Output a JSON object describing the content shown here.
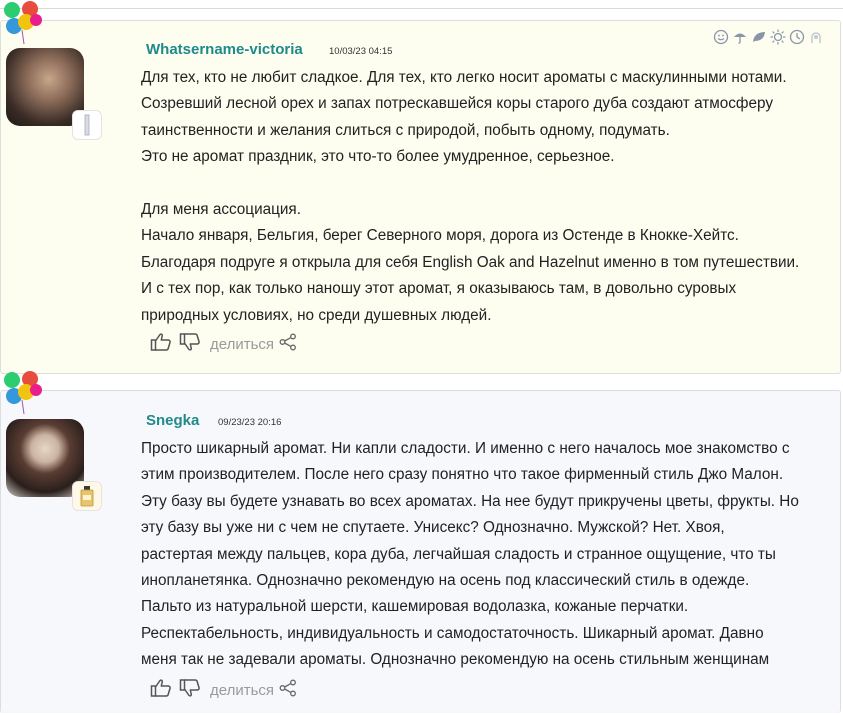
{
  "reviews": [
    {
      "author": "Whatsername-victoria",
      "date": "10/03/23 04:15",
      "lines": [
        "Для тех, кто не любит сладкое. Для тех, кто легко носит ароматы с маскулинными нотами.",
        "Созревший лесной орех и запах потрескавшейся коры старого дуба создают атмосферу",
        "таинственности и желания слиться с природой, побыть одному, подумать.",
        "Это не аромат праздник, это что-то более умудренное, серьезное.",
        "",
        "Для меня ассоциация.",
        "Начало января, Бельгия, берег Северного моря, дорога из Остенде в Кнокке-Хейтс.",
        "Благодаря подруге я открыла для себя English Oak and Hazelnut именно в том путешествии.",
        "И с тех пор, как только наношу этот аромат, я оказываюсь там, в довольно суровых",
        "природных условиях, но среди душевных людей."
      ],
      "share_label": "делиться"
    },
    {
      "author": "Snegka",
      "date": "09/23/23 20:16",
      "lines": [
        "Просто шикарный аромат. Ни капли сладости. И именно с него началось мое знакомство с",
        "этим производителем. После него сразу понятно что такое фирменный стиль Джо Малон.",
        "Эту базу вы будете узнавать во всех ароматах. На нее будут прикручены цветы, фрукты. Но",
        "эту базу вы уже ни с чем не спутаете. Унисекс? Однозначно. Мужской? Нет. Хвоя,",
        "растертая между пальцев, кора дуба, легчайшая сладость и странное ощущение, что ты",
        "инопланетянка. Однозначно рекомендую на осень под классический стиль в одежде.",
        "Пальто из натуральной шерсти, кашемировая водолазка, кожаные перчатки.",
        "Респектабельность, индивидуальность и самодостаточность. Шикарный аромат. Давно",
        "меня так не задевали ароматы. Однозначно рекомендую на осень стильным женщинам"
      ],
      "share_label": "делиться"
    }
  ],
  "icons": {
    "like": "thumbs-up-icon",
    "dislike": "thumbs-down-icon",
    "share": "share-icon",
    "mood": [
      "smile-icon",
      "umbrella-icon",
      "leaf-icon",
      "sun-icon",
      "clock-icon",
      "night-icon"
    ]
  },
  "colors": {
    "author": "#1f8a8a",
    "review_bg_1": "#fdfdf0",
    "review_bg_2": "#f7f8fb",
    "muted": "#9a9a9a"
  }
}
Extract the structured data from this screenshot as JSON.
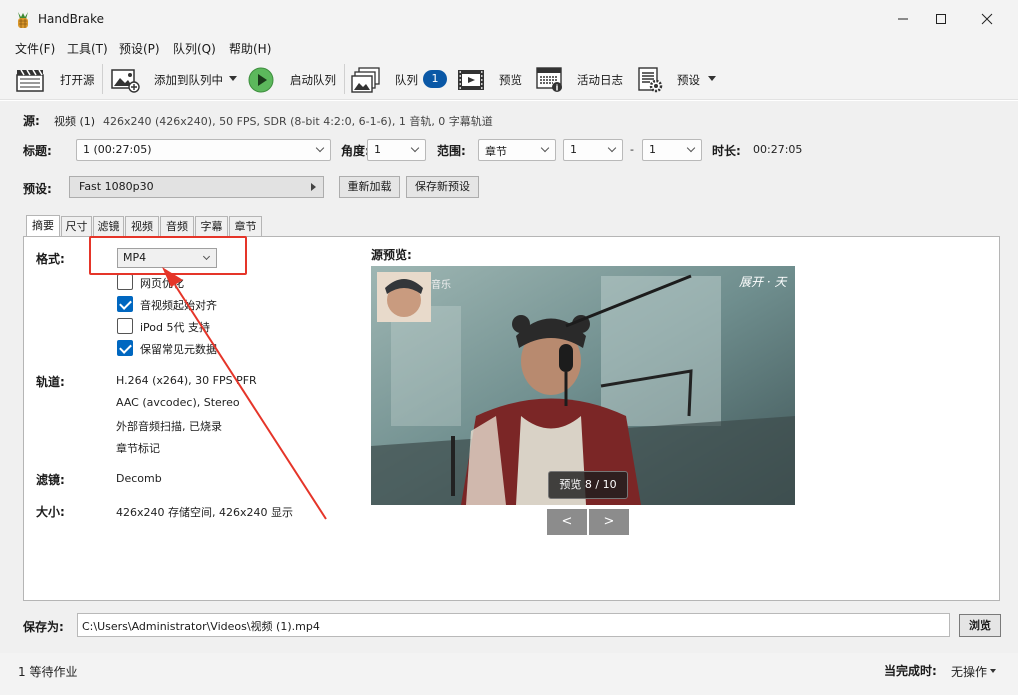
{
  "window": {
    "title": "HandBrake",
    "controls": {
      "minimize": "minimize-icon",
      "maximize": "maximize-icon",
      "close": "close-icon"
    }
  },
  "menu": [
    "文件(F)",
    "工具(T)",
    "预设(P)",
    "队列(Q)",
    "帮助(H)"
  ],
  "toolbar": {
    "open_source": "打开源",
    "add_to_queue": "添加到队列中",
    "start_queue": "启动队列",
    "queue": "队列",
    "queue_count": "1",
    "preview": "预览",
    "activity_log": "活动日志",
    "presets": "预设"
  },
  "source": {
    "label": "源:",
    "name": "视频 (1)",
    "info": "426x240 (426x240), 50 FPS, SDR (8-bit 4:2:0, 6-1-6), 1 音轨, 0 字幕轨道"
  },
  "title_row": {
    "title_label": "标题:",
    "title_value": "1  (00:27:05)",
    "angle_label": "角度:",
    "angle_value": "1",
    "range_label": "范围:",
    "range_type": "章节",
    "range_start": "1",
    "range_dash": "-",
    "range_end": "1",
    "duration_label": "时长:",
    "duration_value": "00:27:05"
  },
  "preset_row": {
    "label": "预设:",
    "value": "Fast 1080p30",
    "reload": "重新加载",
    "save_new": "保存新预设"
  },
  "tabs": [
    "摘要",
    "尺寸",
    "滤镜",
    "视频",
    "音频",
    "字幕",
    "章节"
  ],
  "summary": {
    "format_label": "格式:",
    "format_value": "MP4",
    "options": [
      {
        "label": "网页优化",
        "checked": false
      },
      {
        "label": "音视频起始对齐",
        "checked": true
      },
      {
        "label": "iPod 5代 支持",
        "checked": false
      },
      {
        "label": "保留常见元数据",
        "checked": true
      }
    ],
    "tracks_label": "轨道:",
    "tracks": [
      "H.264 (x264), 30 FPS PFR",
      "AAC (avcodec), Stereo",
      "外部音频扫描, 已烧录",
      "章节标记"
    ],
    "filters_label": "滤镜:",
    "filters_value": "Decomb",
    "size_label": "大小:",
    "size_value": "426x240 存储空间, 426x240 显示",
    "preview_label": "源预览:",
    "preview_counter": "预览 8 / 10",
    "prev_btn": "<",
    "next_btn": ">",
    "preview_overlay": {
      "text1": "音乐",
      "text2": "展开 · 天"
    }
  },
  "save": {
    "label": "保存为:",
    "path": "C:\\Users\\Administrator\\Videos\\视频 (1).mp4",
    "browse": "浏览"
  },
  "status": {
    "jobs": "1 等待作业",
    "when_done_label": "当完成时:",
    "when_done_value": "无操作"
  },
  "colors": {
    "accent": "#0a58a6",
    "annotation": "#e53529",
    "play_green": "#5cb85c"
  }
}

+++++

## WHAT YOU SHOULD DO:
Copy down every line of the material above that includes the string "Однозначно".

## SOLVED EXERCISE:
        "эту базу вы уже ни с чем не спутаете. Унисекс? Однозначно. Мужской? Нет. Хвоя,",
        "инопланетянка. Однозначно рекомендую на осень под классический стиль в одежде.",
        "меня так не задевали ароматы. Однозначно рекомендую на осень стильным женщинам"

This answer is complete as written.